• **Exercise instructions**
How many lines in the entries below include the string "subtitle"? Answer with the number only.

• **Record excerpts**
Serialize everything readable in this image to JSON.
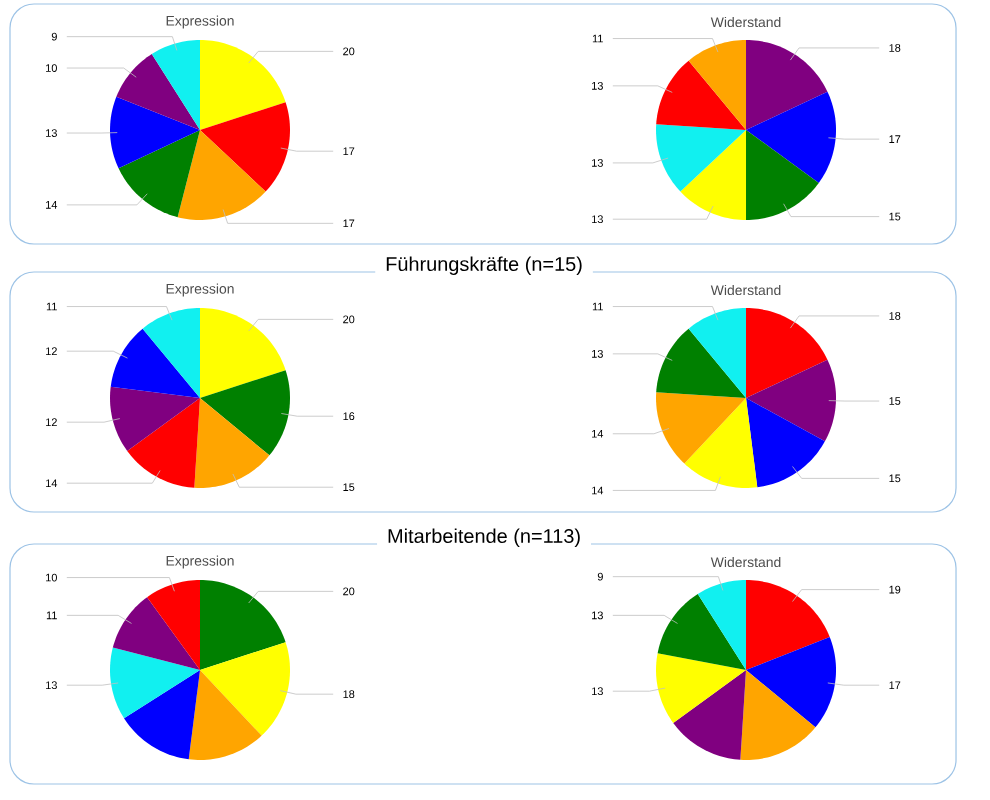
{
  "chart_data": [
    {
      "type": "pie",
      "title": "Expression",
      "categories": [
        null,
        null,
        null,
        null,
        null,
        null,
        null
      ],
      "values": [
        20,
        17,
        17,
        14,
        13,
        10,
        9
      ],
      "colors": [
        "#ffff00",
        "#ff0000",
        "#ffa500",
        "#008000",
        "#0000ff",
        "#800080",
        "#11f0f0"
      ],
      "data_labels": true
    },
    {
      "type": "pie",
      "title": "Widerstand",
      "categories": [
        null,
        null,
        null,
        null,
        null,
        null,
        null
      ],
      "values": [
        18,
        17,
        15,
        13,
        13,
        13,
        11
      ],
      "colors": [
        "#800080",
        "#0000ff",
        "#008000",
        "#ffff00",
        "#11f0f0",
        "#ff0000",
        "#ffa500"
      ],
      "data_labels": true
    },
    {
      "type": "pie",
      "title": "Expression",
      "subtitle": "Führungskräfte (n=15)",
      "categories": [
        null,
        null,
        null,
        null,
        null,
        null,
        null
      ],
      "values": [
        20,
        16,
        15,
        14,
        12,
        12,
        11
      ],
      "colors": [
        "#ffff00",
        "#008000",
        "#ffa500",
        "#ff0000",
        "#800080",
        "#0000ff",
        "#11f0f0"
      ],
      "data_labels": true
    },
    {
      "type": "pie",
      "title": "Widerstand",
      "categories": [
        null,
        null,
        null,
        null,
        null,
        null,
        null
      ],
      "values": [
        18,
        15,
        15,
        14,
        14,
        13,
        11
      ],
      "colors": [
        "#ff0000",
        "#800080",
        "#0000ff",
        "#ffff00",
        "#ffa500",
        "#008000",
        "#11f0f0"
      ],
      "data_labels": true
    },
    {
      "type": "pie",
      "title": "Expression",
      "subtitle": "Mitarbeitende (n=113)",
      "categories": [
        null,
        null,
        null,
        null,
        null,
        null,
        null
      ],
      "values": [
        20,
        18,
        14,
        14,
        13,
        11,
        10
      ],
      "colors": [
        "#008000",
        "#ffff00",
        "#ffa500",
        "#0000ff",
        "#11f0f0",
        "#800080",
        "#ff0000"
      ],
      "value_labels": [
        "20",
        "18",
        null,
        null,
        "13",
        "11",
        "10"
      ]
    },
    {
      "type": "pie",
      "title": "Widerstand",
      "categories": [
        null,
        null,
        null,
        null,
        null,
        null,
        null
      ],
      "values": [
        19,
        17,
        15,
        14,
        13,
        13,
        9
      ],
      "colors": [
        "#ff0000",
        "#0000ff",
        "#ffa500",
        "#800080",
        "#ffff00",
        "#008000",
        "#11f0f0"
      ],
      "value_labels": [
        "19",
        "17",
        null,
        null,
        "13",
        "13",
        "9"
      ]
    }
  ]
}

• **Right answer**
2